WHAT YOU WILL DO
The records that follow should be retyped word for word.

>> Begin

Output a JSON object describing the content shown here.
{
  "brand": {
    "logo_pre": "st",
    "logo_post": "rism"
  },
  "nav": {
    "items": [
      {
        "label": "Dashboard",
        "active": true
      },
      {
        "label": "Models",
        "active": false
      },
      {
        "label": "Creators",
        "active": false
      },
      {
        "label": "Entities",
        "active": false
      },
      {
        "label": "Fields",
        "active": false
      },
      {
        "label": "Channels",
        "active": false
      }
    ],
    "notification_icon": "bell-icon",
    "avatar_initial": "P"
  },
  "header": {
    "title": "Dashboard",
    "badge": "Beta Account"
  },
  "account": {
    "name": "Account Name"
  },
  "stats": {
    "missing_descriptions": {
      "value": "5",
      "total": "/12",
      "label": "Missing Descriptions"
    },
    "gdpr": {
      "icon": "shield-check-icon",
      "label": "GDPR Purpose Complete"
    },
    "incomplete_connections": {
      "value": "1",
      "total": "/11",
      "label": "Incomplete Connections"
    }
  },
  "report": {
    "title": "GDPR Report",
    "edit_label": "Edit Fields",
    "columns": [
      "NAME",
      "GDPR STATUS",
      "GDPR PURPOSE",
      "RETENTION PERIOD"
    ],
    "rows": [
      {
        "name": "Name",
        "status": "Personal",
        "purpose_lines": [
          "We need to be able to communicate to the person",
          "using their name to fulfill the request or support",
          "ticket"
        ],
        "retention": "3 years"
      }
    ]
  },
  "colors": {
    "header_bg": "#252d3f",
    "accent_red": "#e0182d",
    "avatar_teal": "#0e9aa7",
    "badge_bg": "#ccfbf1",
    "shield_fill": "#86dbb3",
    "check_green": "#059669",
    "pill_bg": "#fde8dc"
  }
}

>> End

CORRECT ANSWER
Output a JSON object describing the content shown here.
{
  "brand": {
    "logo_pre": "st",
    "logo_post": "rism"
  },
  "nav": {
    "items": [
      {
        "label": "Dashboard",
        "active": true
      },
      {
        "label": "Models",
        "active": false
      },
      {
        "label": "Creators",
        "active": false
      },
      {
        "label": "Entities",
        "active": false
      },
      {
        "label": "Fields",
        "active": false
      },
      {
        "label": "Channels",
        "active": false
      }
    ],
    "notification_icon": "bell-icon",
    "avatar_initial": "P"
  },
  "header": {
    "title": "Dashboard",
    "badge": "Beta Account"
  },
  "account": {
    "name": "Account Name"
  },
  "stats": {
    "missing_descriptions": {
      "value": "5",
      "total": "/12",
      "label": "Missing Descriptions"
    },
    "gdpr": {
      "icon": "shield-check-icon",
      "label": "GDPR Purpose Complete"
    },
    "incomplete_connections": {
      "value": "1",
      "total": "/11",
      "label": "Incomplete Connections"
    }
  },
  "report": {
    "title": "GDPR Report",
    "edit_label": "Edit Fields",
    "columns": [
      "NAME",
      "GDPR STATUS",
      "GDPR PURPOSE",
      "RETENTION PERIOD"
    ],
    "rows": [
      {
        "name": "Name",
        "status": "Personal",
        "purpose_lines": [
          "We need to be able to communicate to the person",
          "using their name to fulfill the request or support",
          "ticket"
        ],
        "retention": "3 years"
      }
    ]
  },
  "colors": {
    "header_bg": "#252d3f",
    "accent_red": "#e0182d",
    "avatar_teal": "#0e9aa7",
    "badge_bg": "#ccfbf1",
    "shield_fill": "#86dbb3",
    "check_green": "#059669",
    "pill_bg": "#fde8dc"
  }
}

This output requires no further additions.